→ RECORDS PROVIDED:
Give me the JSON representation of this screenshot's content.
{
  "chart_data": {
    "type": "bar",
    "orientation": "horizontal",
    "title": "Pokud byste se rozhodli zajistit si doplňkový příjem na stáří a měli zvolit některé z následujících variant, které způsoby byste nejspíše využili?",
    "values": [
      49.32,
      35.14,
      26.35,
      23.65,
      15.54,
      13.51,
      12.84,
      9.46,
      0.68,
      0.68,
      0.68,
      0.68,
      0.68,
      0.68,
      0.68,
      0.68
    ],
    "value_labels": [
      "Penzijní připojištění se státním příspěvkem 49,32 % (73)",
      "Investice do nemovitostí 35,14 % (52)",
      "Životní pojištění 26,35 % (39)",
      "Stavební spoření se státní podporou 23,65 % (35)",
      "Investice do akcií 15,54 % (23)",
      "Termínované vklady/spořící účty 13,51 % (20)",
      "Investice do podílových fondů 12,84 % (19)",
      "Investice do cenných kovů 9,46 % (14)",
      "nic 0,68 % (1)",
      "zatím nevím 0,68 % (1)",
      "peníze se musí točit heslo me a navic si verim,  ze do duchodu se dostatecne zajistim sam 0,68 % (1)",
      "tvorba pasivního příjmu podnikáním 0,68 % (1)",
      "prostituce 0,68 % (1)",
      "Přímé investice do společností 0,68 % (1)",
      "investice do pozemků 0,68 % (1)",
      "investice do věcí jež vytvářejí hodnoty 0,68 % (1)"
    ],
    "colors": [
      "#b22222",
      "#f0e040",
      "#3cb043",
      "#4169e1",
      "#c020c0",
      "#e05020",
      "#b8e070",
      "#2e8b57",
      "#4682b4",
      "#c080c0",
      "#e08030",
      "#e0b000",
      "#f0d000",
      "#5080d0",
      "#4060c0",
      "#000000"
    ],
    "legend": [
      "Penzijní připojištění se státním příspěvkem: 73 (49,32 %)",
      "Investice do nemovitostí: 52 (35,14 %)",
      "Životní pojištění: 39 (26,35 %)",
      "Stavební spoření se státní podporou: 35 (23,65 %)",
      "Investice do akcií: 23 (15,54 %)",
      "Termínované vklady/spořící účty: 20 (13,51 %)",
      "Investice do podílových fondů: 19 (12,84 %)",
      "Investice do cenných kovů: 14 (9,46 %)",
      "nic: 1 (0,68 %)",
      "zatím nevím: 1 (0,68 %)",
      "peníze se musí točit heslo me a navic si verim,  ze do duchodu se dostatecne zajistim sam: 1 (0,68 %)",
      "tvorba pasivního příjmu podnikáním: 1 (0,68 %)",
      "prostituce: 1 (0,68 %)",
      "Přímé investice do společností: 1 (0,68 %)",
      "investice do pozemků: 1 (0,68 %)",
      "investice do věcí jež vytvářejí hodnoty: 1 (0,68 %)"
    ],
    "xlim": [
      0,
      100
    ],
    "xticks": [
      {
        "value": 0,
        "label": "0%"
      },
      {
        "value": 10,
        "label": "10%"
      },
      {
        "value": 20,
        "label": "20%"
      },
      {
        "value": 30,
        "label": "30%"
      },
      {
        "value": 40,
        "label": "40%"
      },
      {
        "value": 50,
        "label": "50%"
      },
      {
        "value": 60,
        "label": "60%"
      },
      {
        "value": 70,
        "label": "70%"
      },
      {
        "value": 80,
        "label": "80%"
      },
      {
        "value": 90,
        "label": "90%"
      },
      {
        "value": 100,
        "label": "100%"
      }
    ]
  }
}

→ REQUEST:
Keep only those lines of the records that hold "příspěvkem", and return them.

→ CORRECT OUTPUT:
      "Penzijní připojištění se státním příspěvkem 49,32 % (73)",
      "Penzijní připojištění se státním příspěvkem: 73 (49,32 %)",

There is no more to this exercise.